Aim of the task -
Write out the entries, please, from the line containing "Give me a plain-text" through their final line, exactly and with nothing else.

The input -
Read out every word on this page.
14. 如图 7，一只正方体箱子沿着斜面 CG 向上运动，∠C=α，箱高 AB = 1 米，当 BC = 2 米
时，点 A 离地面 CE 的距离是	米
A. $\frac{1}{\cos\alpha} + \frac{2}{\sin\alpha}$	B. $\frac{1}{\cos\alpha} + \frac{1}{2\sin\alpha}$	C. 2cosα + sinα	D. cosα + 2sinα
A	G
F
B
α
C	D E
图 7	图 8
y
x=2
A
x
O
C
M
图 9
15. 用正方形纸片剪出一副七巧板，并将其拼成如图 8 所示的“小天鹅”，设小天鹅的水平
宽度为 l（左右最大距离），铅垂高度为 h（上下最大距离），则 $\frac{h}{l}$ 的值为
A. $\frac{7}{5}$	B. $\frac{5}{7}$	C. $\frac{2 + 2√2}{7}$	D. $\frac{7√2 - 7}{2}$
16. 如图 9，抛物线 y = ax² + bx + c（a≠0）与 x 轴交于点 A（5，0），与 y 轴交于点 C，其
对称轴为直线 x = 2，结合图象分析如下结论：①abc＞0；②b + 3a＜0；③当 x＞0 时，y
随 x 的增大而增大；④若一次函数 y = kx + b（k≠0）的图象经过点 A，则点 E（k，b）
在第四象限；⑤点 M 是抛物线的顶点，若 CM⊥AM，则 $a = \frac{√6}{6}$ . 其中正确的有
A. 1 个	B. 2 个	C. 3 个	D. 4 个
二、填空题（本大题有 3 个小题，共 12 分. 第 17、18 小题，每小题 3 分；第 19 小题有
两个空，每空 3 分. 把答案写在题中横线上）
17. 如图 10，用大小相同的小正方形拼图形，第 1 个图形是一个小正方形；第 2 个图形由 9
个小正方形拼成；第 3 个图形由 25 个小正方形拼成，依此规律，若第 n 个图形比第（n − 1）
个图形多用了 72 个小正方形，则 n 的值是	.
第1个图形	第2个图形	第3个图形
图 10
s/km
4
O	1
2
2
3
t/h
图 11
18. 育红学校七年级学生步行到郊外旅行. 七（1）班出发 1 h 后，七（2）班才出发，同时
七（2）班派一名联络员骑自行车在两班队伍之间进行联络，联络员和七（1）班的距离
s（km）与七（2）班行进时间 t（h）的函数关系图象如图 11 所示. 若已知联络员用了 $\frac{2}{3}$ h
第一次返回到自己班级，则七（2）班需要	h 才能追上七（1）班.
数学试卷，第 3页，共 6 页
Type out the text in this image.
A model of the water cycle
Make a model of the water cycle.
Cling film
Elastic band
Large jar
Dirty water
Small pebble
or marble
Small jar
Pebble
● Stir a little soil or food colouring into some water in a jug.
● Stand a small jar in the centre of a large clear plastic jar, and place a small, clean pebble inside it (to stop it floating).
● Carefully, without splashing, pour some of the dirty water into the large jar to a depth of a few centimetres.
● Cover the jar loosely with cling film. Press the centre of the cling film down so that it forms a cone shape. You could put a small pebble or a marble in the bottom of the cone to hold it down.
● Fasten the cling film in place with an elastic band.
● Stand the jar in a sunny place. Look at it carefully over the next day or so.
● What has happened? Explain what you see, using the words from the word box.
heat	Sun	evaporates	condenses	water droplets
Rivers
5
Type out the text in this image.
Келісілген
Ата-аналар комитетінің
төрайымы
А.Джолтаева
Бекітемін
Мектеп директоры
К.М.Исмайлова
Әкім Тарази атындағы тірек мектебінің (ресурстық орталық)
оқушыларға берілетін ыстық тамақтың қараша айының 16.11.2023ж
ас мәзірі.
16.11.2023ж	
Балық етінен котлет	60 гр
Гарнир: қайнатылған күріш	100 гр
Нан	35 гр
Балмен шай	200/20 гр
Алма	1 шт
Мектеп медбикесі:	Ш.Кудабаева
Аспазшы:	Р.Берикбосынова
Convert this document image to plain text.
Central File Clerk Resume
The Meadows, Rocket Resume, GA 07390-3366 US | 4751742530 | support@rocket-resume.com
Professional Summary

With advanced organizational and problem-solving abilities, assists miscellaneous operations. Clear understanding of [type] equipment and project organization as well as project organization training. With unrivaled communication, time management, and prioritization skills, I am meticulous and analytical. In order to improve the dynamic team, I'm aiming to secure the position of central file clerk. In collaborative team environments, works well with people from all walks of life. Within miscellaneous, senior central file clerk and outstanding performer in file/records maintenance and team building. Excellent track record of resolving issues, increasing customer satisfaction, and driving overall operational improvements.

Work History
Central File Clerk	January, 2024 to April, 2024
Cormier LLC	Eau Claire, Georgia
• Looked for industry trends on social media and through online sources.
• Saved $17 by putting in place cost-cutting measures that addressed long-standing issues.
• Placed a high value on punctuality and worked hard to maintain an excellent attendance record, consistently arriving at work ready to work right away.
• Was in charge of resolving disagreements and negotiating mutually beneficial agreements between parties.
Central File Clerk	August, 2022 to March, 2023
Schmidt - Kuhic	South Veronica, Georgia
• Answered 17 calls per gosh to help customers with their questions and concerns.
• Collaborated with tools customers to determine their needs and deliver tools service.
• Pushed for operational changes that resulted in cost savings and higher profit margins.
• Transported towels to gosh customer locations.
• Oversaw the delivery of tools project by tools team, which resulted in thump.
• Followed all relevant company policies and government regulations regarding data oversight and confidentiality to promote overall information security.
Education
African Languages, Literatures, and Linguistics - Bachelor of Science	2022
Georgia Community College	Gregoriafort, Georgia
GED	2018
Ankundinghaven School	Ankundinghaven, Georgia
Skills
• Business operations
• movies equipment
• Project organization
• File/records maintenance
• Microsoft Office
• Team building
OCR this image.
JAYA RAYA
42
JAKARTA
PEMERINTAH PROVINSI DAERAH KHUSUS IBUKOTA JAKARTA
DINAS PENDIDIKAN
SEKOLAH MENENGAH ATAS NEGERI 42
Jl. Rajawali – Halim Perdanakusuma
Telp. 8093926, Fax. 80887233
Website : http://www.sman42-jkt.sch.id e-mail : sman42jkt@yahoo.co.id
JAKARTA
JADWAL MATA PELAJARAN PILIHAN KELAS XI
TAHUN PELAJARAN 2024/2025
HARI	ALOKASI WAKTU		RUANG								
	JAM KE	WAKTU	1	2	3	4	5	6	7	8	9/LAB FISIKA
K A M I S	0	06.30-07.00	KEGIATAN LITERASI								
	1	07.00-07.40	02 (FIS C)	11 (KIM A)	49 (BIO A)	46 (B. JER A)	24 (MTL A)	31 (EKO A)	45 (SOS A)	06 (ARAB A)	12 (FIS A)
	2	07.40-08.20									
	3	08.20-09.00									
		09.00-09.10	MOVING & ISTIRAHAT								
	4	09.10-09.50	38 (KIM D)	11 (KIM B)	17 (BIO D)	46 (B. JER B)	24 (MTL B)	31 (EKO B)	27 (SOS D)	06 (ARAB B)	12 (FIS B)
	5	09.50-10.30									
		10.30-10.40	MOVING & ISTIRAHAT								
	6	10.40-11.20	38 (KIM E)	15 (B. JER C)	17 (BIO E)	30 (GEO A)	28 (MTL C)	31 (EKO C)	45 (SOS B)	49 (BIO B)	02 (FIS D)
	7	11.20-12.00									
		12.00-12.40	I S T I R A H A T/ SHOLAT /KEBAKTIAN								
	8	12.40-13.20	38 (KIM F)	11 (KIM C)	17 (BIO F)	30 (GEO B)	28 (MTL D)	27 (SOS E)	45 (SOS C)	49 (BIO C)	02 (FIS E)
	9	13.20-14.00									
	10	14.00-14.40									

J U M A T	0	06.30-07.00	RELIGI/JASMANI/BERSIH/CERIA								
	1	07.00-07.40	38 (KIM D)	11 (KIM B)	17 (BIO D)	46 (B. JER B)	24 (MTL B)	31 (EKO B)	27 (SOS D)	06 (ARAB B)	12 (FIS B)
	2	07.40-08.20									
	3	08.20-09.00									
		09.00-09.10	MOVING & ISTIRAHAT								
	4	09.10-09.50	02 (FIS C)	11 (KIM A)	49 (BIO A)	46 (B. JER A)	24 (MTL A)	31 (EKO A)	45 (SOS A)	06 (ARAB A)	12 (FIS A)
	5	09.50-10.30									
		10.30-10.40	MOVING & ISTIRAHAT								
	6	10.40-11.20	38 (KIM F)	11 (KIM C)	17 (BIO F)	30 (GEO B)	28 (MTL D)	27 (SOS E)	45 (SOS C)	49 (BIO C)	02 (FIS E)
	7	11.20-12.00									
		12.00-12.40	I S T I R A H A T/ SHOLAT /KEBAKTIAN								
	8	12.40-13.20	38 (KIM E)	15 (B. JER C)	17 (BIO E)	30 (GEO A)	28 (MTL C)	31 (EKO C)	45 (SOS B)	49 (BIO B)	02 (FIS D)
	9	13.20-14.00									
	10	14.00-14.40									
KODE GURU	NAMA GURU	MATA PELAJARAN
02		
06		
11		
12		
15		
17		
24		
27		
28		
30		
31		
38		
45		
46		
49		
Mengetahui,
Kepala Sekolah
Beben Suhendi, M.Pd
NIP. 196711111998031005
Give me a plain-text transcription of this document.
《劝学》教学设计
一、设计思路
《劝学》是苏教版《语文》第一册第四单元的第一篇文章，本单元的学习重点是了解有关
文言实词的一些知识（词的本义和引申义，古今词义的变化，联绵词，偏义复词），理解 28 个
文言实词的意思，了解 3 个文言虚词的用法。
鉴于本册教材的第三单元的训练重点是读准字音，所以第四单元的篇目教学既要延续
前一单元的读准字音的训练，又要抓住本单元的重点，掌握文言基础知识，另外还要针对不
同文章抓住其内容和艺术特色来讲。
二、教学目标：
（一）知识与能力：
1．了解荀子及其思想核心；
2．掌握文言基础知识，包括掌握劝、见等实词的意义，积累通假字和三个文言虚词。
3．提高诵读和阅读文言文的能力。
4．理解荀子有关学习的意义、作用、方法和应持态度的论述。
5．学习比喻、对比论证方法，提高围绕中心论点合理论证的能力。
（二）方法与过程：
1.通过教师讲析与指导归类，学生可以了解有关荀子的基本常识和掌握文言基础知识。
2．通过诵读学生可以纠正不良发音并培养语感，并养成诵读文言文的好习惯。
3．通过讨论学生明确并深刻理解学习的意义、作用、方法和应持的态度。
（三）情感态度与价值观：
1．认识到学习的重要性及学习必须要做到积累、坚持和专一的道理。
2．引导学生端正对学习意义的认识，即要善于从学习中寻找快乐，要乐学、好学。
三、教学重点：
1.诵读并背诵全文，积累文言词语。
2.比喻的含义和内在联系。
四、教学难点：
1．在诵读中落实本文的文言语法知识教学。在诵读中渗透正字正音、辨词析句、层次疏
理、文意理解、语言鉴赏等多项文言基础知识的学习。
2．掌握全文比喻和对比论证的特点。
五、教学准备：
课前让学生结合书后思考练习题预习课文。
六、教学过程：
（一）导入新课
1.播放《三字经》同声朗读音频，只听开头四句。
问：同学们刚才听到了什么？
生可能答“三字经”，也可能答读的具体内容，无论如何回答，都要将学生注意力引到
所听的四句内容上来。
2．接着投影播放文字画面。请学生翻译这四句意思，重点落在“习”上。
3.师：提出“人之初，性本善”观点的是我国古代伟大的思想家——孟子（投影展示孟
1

Answer to the task -
Give me a plain-text transcription of this document.
《劝学》教学设计
一、设计思路
《劝学》是苏教版《语文》第一册第四单元的第一篇文章，本单元的学习重点是了解有关
文言实词的一些知识（词的本义和引申义，古今词义的变化，联绵词，偏义复词），理解 28 个
文言实词的意思，了解 3 个文言虚词的用法。
鉴于本册教材的第三单元的训练重点是读准字音，所以第四单元的篇目教学既要延续
前一单元的读准字音的训练，又要抓住本单元的重点，掌握文言基础知识，另外还要针对不
同文章抓住其内容和艺术特色来讲。
二、教学目标：
（一）知识与能力：
1．了解荀子及其思想核心；
2．掌握文言基础知识，包括掌握劝、见等实词的意义，积累通假字和三个文言虚词。
3．提高诵读和阅读文言文的能力。
4．理解荀子有关学习的意义、作用、方法和应持态度的论述。
5．学习比喻、对比论证方法，提高围绕中心论点合理论证的能力。
（二）方法与过程：
1.通过教师讲析与指导归类，学生可以了解有关荀子的基本常识和掌握文言基础知识。
2．通过诵读学生可以纠正不良发音并培养语感，并养成诵读文言文的好习惯。
3．通过讨论学生明确并深刻理解学习的意义、作用、方法和应持的态度。
（三）情感态度与价值观：
1．认识到学习的重要性及学习必须要做到积累、坚持和专一的道理。
2．引导学生端正对学习意义的认识，即要善于从学习中寻找快乐，要乐学、好学。
三、教学重点：
1.诵读并背诵全文，积累文言词语。
2.比喻的含义和内在联系。
四、教学难点：
1．在诵读中落实本文的文言语法知识教学。在诵读中渗透正字正音、辨词析句、层次疏
理、文意理解、语言鉴赏等多项文言基础知识的学习。
2．掌握全文比喻和对比论证的特点。
五、教学准备：
课前让学生结合书后思考练习题预习课文。
六、教学过程：
（一）导入新课
1.播放《三字经》同声朗读音频，只听开头四句。
问：同学们刚才听到了什么？
生可能答“三字经”，也可能答读的具体内容，无论如何回答，都要将学生注意力引到
所听的四句内容上来。
2．接着投影播放文字画面。请学生翻译这四句意思，重点落在“习”上。
3.师：提出“人之初，性本善”观点的是我国古代伟大的思想家——孟子（投影展示孟
1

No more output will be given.